*** INPUT ROWS ***

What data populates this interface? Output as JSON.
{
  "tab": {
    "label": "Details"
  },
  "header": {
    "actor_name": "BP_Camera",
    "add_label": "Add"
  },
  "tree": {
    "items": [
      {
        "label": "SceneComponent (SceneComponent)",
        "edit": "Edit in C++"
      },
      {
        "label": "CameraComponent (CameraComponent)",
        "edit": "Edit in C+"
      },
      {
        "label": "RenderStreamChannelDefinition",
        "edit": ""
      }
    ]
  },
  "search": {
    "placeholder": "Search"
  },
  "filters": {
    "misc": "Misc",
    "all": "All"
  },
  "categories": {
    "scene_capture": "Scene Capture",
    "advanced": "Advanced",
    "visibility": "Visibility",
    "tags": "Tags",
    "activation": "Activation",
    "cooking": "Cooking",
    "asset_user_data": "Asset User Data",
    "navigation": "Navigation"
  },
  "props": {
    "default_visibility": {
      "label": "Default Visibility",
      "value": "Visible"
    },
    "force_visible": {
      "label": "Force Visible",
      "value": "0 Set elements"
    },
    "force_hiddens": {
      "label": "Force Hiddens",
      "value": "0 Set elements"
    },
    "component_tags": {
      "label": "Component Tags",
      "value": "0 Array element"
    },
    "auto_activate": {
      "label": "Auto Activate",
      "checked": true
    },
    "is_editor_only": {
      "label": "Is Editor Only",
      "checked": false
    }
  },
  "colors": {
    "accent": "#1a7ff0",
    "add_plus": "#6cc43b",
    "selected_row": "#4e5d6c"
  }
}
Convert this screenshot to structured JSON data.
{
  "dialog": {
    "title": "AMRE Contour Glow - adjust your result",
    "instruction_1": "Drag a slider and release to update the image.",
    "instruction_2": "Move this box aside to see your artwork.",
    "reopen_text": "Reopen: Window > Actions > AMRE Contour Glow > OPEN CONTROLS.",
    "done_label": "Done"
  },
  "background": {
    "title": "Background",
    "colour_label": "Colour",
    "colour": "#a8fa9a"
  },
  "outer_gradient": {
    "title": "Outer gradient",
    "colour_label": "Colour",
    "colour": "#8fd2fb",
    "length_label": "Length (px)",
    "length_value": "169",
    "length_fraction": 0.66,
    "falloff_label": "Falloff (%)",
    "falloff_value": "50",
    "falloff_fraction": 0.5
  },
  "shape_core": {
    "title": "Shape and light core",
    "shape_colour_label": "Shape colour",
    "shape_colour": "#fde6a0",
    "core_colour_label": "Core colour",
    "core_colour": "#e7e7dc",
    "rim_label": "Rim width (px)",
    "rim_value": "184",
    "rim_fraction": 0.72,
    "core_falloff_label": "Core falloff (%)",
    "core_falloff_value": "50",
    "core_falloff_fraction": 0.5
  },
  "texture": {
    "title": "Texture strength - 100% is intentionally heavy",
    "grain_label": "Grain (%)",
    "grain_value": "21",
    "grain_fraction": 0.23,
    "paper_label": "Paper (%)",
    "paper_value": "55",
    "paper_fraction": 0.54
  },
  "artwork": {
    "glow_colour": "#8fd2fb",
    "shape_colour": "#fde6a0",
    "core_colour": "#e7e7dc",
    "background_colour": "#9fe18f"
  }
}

***

- **EXERCISE DIRECTIONS**:
From the line holding "Convert this screenshot" down to the final line above, quote every line exactly and only those lines.

- **SOLVED PROBLEM**:
Convert this screenshot to structured JSON data.
{
  "dialog": {
    "title": "AMRE Contour Glow - adjust your result",
    "instruction_1": "Drag a slider and release to update the image.",
    "instruction_2": "Move this box aside to see your artwork.",
    "reopen_text": "Reopen: Window > Actions > AMRE Contour Glow > OPEN CONTROLS.",
    "done_label": "Done"
  },
  "background": {
    "title": "Background",
    "colour_label": "Colour",
    "colour": "#a8fa9a"
  },
  "outer_gradient": {
    "title": "Outer gradient",
    "colour_label": "Colour",
    "colour": "#8fd2fb",
    "length_label": "Length (px)",
    "length_value": "169",
    "length_fraction": 0.66,
    "falloff_label": "Falloff (%)",
    "falloff_value": "50",
    "falloff_fraction": 0.5
  },
  "shape_core": {
    "title": "Shape and light core",
    "shape_colour_label": "Shape colour",
    "shape_colour": "#fde6a0",
    "core_colour_label": "Core colour",
    "core_colour": "#e7e7dc",
    "rim_label": "Rim width (px)",
    "rim_value": "184",
    "rim_fraction": 0.72,
    "core_falloff_label": "Core falloff (%)",
    "core_falloff_value": "50",
    "core_falloff_fraction": 0.5
  },
  "texture": {
    "title": "Texture strength - 100% is intentionally heavy",
    "grain_label": "Grain (%)",
    "grain_value": "21",
    "grain_fraction": 0.23,
    "paper_label": "Paper (%)",
    "paper_value": "55",
    "paper_fraction": 0.54
  },
  "artwork": {
    "glow_colour": "#8fd2fb",
    "shape_colour": "#fde6a0",
    "core_colour": "#e7e7dc",
    "background_colour": "#9fe18f"
  }
}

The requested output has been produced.